Saved entries
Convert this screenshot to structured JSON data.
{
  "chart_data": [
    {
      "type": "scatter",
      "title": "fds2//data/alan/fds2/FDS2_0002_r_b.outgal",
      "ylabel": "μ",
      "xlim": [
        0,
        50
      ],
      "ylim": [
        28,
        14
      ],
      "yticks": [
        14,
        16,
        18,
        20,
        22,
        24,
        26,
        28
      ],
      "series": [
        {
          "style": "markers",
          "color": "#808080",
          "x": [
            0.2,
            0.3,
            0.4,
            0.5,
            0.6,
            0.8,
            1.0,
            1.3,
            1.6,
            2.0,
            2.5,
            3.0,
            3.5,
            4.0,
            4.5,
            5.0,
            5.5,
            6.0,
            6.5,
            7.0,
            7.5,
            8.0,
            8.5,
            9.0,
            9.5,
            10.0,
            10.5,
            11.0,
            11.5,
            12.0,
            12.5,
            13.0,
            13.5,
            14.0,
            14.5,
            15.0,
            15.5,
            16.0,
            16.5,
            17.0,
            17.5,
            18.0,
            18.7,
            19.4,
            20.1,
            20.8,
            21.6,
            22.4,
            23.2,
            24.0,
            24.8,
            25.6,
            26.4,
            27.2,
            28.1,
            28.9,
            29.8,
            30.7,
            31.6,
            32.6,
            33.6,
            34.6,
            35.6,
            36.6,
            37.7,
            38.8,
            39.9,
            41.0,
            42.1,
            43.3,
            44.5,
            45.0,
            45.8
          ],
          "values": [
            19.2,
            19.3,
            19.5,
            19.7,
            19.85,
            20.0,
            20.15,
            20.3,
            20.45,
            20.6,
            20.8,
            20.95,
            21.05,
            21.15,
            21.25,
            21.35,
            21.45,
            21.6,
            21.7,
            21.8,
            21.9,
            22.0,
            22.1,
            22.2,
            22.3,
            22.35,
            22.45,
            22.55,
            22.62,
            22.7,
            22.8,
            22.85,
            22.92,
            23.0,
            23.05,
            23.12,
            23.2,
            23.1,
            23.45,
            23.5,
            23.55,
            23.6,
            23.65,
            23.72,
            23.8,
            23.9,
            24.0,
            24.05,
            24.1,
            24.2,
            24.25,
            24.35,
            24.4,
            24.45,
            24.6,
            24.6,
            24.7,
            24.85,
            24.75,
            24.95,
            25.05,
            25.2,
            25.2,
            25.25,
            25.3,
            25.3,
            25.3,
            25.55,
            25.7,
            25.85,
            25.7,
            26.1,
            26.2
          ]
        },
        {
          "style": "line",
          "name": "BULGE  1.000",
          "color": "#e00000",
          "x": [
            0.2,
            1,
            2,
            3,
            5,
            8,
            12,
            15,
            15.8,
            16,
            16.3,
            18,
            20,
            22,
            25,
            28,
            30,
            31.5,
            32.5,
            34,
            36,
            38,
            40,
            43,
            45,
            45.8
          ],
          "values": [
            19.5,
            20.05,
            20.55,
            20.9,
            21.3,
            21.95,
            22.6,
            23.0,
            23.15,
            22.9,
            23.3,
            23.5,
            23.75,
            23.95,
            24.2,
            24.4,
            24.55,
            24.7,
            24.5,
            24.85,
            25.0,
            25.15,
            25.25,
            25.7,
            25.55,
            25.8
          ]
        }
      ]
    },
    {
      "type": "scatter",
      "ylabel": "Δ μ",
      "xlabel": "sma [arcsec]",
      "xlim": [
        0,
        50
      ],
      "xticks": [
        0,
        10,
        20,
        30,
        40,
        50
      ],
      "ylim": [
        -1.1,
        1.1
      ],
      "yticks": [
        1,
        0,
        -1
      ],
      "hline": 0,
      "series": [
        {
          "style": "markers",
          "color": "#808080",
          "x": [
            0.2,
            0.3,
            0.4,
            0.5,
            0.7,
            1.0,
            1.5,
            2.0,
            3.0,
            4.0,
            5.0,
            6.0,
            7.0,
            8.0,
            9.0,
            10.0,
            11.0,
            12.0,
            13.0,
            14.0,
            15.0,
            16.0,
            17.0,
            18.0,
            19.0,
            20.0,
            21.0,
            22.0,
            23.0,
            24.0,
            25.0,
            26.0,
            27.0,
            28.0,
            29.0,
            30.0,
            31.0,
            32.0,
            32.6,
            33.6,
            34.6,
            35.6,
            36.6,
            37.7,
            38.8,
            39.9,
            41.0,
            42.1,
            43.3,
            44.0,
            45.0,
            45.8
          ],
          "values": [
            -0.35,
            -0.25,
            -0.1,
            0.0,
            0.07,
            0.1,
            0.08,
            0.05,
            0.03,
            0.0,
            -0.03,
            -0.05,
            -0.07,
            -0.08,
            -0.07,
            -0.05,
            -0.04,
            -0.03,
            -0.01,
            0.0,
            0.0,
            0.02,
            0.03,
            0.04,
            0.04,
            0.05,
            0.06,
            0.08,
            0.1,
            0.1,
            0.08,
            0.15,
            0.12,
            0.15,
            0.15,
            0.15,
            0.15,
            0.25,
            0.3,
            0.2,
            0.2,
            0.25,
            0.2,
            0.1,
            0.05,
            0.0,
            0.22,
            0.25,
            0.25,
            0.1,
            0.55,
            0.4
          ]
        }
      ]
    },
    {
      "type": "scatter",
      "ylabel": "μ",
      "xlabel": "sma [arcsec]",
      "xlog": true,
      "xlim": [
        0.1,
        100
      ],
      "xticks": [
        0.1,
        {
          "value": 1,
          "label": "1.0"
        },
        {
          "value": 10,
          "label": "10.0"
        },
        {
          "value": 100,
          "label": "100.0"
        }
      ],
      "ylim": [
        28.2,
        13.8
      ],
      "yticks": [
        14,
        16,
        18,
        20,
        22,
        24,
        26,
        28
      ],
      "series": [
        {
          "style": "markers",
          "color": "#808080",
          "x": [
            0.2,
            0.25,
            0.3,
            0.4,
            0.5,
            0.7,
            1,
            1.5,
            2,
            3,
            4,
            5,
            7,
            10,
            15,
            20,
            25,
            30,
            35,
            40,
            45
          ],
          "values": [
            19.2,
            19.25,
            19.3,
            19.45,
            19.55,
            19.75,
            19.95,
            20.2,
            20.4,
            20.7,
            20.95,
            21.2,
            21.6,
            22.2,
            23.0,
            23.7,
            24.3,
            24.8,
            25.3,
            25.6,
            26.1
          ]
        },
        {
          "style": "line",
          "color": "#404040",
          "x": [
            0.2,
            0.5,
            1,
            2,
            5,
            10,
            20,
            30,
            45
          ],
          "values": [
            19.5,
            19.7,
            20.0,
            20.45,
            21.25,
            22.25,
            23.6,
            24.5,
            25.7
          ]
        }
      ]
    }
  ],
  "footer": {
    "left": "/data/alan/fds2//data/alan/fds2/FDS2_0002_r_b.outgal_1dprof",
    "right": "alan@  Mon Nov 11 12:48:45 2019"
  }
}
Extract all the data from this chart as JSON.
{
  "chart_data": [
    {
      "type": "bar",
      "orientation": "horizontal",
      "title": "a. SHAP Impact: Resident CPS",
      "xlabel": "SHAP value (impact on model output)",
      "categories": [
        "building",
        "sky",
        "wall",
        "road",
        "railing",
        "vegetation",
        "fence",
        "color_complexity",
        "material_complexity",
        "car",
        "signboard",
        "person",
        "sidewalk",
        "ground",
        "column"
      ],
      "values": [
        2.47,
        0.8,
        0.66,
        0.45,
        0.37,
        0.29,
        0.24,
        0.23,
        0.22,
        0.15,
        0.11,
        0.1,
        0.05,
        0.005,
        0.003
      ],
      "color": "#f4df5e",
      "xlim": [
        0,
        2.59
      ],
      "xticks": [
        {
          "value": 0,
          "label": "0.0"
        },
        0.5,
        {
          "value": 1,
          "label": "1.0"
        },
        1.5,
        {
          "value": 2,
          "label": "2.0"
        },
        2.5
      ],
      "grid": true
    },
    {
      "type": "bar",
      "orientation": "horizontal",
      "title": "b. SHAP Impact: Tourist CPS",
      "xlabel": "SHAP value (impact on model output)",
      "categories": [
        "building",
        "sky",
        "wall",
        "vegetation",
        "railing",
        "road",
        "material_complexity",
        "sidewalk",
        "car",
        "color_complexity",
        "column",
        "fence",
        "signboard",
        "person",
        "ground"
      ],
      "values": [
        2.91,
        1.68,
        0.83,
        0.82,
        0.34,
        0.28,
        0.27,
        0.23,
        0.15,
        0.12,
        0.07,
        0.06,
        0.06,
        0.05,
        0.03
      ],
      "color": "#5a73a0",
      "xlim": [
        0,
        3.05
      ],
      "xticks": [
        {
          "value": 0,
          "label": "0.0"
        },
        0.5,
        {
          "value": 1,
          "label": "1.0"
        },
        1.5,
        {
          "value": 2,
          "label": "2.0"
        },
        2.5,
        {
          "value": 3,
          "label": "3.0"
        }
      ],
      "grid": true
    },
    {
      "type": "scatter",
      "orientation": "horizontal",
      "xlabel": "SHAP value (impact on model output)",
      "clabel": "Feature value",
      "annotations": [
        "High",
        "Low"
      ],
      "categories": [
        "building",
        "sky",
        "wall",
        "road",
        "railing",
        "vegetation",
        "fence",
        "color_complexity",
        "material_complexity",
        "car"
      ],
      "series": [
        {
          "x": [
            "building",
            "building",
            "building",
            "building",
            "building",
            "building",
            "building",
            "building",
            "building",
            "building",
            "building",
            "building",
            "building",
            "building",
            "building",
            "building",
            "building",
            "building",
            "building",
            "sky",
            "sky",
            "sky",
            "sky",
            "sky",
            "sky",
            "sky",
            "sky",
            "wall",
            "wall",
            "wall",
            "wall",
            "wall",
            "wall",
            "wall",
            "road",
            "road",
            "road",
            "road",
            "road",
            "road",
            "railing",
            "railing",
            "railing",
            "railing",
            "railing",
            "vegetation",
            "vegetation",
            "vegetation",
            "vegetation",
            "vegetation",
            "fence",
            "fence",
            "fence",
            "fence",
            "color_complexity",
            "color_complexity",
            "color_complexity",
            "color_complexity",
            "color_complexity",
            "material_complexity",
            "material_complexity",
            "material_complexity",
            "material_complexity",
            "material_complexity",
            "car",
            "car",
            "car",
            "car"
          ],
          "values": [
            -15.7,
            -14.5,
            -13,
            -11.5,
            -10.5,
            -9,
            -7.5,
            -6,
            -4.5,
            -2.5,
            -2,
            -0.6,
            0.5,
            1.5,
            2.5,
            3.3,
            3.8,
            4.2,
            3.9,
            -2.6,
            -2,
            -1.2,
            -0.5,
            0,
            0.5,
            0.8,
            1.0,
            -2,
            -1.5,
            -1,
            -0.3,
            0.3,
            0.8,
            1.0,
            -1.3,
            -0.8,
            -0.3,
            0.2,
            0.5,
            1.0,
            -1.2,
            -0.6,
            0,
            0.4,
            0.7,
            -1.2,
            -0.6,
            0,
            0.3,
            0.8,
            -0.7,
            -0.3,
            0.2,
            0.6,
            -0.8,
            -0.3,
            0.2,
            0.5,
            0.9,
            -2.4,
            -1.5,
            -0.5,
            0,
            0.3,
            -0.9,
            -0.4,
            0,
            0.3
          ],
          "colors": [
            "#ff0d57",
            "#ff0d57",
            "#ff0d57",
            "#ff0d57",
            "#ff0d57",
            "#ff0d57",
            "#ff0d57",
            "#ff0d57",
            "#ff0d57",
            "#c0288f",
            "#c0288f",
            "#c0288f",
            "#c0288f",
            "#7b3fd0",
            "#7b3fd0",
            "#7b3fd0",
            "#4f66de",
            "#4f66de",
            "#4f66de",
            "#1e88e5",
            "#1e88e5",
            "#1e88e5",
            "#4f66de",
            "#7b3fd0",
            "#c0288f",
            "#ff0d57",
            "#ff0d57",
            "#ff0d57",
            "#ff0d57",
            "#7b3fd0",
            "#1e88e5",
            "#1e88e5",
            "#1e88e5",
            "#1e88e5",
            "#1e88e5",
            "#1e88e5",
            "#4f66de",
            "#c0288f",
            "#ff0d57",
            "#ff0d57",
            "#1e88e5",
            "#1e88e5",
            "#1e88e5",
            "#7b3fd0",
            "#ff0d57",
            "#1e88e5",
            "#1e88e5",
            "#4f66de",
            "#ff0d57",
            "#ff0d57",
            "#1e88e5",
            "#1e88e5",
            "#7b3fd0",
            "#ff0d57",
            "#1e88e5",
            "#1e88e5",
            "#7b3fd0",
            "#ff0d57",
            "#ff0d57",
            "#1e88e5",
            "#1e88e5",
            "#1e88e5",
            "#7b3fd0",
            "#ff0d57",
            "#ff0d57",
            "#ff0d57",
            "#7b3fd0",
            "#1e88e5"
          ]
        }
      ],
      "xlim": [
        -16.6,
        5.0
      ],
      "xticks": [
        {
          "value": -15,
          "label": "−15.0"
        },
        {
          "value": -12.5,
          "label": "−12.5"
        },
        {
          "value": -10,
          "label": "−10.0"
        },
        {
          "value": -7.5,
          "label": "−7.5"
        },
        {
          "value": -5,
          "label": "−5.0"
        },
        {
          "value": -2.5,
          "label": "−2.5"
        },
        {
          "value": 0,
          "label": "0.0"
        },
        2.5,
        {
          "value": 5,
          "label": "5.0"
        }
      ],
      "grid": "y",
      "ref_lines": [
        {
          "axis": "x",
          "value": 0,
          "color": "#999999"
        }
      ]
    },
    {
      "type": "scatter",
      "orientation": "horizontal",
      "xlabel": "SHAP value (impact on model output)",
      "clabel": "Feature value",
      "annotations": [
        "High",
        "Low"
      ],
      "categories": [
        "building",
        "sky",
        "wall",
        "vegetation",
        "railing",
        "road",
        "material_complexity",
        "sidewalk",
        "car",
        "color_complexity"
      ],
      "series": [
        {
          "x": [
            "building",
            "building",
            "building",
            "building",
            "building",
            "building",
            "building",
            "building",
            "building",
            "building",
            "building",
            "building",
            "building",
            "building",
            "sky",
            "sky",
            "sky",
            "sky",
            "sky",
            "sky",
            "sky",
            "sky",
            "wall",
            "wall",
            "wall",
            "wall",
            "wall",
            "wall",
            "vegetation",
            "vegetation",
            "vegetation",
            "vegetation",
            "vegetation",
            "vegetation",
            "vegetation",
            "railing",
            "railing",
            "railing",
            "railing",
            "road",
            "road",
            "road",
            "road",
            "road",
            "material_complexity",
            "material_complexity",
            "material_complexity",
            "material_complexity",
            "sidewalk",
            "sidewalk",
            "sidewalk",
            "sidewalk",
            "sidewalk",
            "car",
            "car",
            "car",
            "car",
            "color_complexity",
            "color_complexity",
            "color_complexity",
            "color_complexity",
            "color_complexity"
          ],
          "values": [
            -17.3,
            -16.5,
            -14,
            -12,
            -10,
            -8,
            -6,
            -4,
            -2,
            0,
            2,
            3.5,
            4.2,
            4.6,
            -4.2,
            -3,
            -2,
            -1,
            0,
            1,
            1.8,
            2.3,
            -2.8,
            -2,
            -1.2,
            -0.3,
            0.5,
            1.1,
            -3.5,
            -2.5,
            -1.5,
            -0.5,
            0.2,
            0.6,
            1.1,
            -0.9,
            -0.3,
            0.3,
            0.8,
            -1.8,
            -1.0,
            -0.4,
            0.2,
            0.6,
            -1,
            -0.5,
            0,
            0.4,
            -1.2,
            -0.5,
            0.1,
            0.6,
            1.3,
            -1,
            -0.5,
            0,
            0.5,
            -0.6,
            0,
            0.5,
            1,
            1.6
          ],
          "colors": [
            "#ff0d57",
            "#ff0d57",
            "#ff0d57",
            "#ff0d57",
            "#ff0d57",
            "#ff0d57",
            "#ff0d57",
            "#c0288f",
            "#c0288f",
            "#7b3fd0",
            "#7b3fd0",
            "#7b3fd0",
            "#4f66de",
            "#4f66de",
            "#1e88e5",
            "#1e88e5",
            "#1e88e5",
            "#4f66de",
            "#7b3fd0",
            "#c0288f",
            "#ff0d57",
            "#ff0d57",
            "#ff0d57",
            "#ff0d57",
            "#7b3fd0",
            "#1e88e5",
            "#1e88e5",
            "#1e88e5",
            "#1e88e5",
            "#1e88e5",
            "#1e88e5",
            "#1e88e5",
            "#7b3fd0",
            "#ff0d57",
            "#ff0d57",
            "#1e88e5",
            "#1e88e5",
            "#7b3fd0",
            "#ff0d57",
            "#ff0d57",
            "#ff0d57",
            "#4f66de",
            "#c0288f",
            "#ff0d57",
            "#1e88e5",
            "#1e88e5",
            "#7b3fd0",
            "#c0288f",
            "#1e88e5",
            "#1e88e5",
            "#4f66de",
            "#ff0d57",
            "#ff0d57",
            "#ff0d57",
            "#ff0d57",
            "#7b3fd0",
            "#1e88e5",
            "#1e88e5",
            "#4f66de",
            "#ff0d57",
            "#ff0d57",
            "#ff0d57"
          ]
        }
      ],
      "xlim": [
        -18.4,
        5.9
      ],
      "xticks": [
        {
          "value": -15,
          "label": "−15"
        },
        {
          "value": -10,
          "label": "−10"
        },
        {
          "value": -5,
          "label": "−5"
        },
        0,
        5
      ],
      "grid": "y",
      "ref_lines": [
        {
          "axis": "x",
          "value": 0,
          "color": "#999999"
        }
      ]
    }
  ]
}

**INSTRUCTIONS FOR THE TASK**
Find the lines holding "alan" and list every one.

**WRITTEN RESPONSE**
      "title": "fds2//data/alan/fds2/FDS2_0002_r_b.outgal",
    "left": "/data/alan/fds2//data/alan/fds2/FDS2_0002_r_b.outgal_1dprof",
    "right": "alan@  Mon Nov 11 12:48:45 2019"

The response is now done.